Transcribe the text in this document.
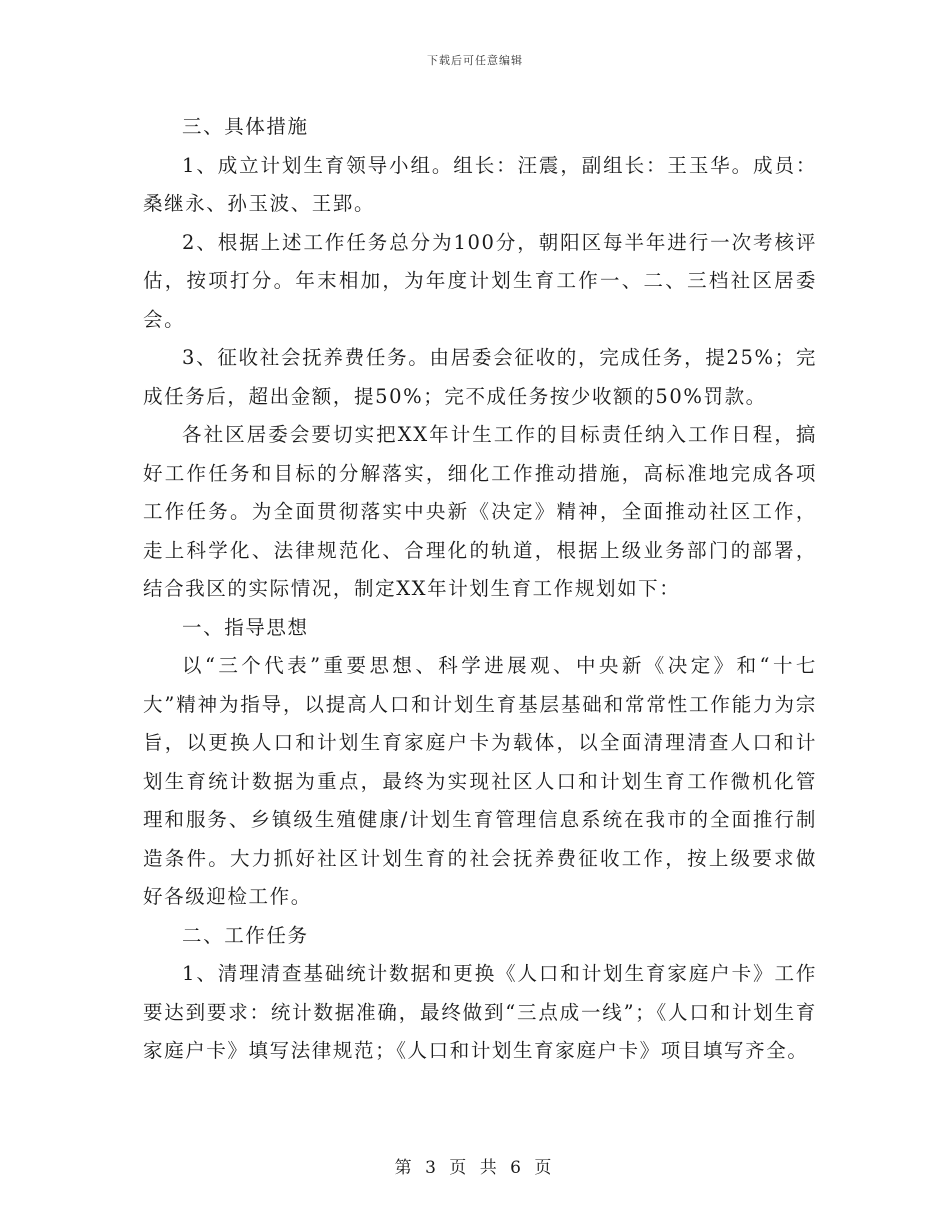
下载后可任意编辑

三、具体措施

1、成立计划生育领导小组。组长：汪震，副组长：王玉华。成员：桑继永、孙玉波、王郢。

2、根据上述工作任务总分为100分，朝阳区每半年进行一次考核评估，按项打分。年末相加，为年度计划生育工作一、二、三档社区居委会。

3、征收社会抚养费任务。由居委会征收的，完成任务，提25%；完成任务后，超出金额，提50%；完不成任务按少收额的50%罚款。

各社区居委会要切实把XX年计生工作的目标责任纳入工作日程，搞好工作任务和目标的分解落实，细化工作推动措施，高标准地完成各项工作任务。为全面贯彻落实中央新《决定》精神，全面推动社区工作，走上科学化、法律规范化、合理化的轨道，根据上级业务部门的部署，结合我区的实际情况，制定XX年计划生育工作规划如下：

一、指导思想

以“三个代表”重要思想、科学进展观、中央新《决定》和“十七大”精神为指导，以提高人口和计划生育基层基础和常常性工作能力为宗旨，以更换人口和计划生育家庭户卡为载体，以全面清理清查人口和计划生育统计数据为重点，最终为实现社区人口和计划生育工作微机化管理和服务、乡镇级生殖健康/计划生育管理信息系统在我市的全面推行制造条件。大力抓好社区计划生育的社会抚养费征收工作，按上级要求做好各级迎检工作。

二、工作任务

1、清理清查基础统计数据和更换《人口和计划生育家庭户卡》工作要达到要求：统计数据准确，最终做到“三点成一线”；《人口和计划生育家庭户卡》填写法律规范；《人口和计划生育家庭户卡》项目填写齐全。

第 3 页 共 6 页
--*--
* Description of the task
Omit the images and transcribe all of the records above word for word.

* Task response
Transcribe the text in this document.
下载后可任意编辑

三、具体措施

1、成立计划生育领导小组。组长：汪震，副组长：王玉华。成员：桑继永、孙玉波、王郢。

2、根据上述工作任务总分为100分，朝阳区每半年进行一次考核评估，按项打分。年末相加，为年度计划生育工作一、二、三档社区居委会。

3、征收社会抚养费任务。由居委会征收的，完成任务，提25%；完成任务后，超出金额，提50%；完不成任务按少收额的50%罚款。

各社区居委会要切实把XX年计生工作的目标责任纳入工作日程，搞好工作任务和目标的分解落实，细化工作推动措施，高标准地完成各项工作任务。为全面贯彻落实中央新《决定》精神，全面推动社区工作，走上科学化、法律规范化、合理化的轨道，根据上级业务部门的部署，结合我区的实际情况，制定XX年计划生育工作规划如下：

一、指导思想

以“三个代表”重要思想、科学进展观、中央新《决定》和“十七大”精神为指导，以提高人口和计划生育基层基础和常常性工作能力为宗旨，以更换人口和计划生育家庭户卡为载体，以全面清理清查人口和计划生育统计数据为重点，最终为实现社区人口和计划生育工作微机化管理和服务、乡镇级生殖健康/计划生育管理信息系统在我市的全面推行制造条件。大力抓好社区计划生育的社会抚养费征收工作，按上级要求做好各级迎检工作。

二、工作任务

1、清理清查基础统计数据和更换《人口和计划生育家庭户卡》工作要达到要求：统计数据准确，最终做到“三点成一线”；《人口和计划生育家庭户卡》填写法律规范；《人口和计划生育家庭户卡》项目填写齐全。

第 3 页 共 6 页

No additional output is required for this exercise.